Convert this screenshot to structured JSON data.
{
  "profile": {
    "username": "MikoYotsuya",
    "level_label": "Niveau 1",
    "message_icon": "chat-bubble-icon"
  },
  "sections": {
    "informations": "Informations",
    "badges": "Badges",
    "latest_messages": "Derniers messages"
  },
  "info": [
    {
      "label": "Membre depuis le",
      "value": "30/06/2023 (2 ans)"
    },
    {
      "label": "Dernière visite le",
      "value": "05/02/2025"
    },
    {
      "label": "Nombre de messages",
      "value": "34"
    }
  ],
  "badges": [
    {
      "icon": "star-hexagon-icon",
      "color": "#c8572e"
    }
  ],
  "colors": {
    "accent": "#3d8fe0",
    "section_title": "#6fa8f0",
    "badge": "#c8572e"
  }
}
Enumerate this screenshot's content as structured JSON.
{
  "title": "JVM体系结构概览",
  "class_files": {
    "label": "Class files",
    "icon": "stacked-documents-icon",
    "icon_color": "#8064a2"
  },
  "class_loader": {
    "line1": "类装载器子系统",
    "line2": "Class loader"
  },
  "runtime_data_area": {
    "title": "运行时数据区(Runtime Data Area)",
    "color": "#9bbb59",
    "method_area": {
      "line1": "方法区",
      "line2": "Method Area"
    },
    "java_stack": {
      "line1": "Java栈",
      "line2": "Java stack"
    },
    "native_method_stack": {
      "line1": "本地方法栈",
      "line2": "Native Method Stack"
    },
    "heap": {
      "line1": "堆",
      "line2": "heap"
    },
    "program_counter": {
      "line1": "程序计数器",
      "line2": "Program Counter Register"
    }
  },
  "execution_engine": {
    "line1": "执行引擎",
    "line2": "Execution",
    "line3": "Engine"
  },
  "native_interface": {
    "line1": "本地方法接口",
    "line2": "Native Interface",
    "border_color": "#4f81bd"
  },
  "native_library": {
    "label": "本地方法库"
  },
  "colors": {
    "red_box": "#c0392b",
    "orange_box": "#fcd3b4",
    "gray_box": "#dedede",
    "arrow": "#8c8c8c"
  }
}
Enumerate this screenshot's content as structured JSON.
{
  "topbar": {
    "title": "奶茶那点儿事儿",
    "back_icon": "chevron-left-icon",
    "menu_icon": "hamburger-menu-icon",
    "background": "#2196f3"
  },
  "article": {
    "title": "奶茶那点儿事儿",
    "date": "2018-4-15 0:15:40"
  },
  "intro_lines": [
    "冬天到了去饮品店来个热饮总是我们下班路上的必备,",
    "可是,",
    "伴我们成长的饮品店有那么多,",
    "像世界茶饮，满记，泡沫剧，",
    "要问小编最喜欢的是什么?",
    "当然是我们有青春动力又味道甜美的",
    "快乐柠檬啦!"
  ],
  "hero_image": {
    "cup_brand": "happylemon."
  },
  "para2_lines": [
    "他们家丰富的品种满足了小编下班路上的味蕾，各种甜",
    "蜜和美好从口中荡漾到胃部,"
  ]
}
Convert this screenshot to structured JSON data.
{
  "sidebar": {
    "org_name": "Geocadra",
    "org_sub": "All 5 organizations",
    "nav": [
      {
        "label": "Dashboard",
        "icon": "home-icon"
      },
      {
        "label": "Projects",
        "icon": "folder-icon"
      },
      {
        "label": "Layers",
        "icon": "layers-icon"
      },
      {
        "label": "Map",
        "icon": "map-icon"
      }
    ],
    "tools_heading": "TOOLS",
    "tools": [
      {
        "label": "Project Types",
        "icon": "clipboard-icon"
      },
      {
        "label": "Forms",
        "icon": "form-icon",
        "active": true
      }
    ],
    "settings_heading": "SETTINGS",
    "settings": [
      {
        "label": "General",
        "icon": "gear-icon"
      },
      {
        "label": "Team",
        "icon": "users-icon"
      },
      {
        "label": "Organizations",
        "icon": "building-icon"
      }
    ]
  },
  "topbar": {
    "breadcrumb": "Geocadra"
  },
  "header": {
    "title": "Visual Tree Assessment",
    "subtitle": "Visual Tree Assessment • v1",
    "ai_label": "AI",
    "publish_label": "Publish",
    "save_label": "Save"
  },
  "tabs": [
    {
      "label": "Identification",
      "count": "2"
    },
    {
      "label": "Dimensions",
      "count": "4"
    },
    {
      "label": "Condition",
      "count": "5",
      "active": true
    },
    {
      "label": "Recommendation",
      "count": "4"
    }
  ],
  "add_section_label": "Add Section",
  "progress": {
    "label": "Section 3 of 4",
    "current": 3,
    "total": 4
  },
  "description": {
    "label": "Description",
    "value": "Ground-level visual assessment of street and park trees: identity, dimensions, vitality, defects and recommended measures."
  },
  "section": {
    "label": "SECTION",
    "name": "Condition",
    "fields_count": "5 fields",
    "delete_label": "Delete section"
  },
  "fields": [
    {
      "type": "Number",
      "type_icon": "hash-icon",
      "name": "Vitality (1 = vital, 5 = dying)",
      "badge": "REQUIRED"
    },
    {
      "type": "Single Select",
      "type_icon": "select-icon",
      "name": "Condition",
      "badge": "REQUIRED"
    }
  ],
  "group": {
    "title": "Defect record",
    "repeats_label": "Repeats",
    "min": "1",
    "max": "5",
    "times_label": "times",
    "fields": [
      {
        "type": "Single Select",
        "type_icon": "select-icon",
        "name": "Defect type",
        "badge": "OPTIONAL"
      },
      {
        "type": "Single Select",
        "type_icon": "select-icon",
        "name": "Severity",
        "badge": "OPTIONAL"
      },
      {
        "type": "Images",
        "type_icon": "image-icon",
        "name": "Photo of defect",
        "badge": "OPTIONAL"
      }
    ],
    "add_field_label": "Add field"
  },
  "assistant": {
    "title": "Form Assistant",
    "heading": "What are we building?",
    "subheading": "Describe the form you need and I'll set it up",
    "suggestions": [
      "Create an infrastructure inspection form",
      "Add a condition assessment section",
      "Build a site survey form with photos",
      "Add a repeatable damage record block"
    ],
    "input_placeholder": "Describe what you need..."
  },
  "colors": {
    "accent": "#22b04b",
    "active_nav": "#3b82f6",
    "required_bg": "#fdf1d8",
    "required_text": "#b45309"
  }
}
● ● ● ●
◆ **THE EXERCISE**
Calculate how many lines of the material include the string "record", and state that number by itself.

◆ **SOLUTION TO THIS EXERCISE**
2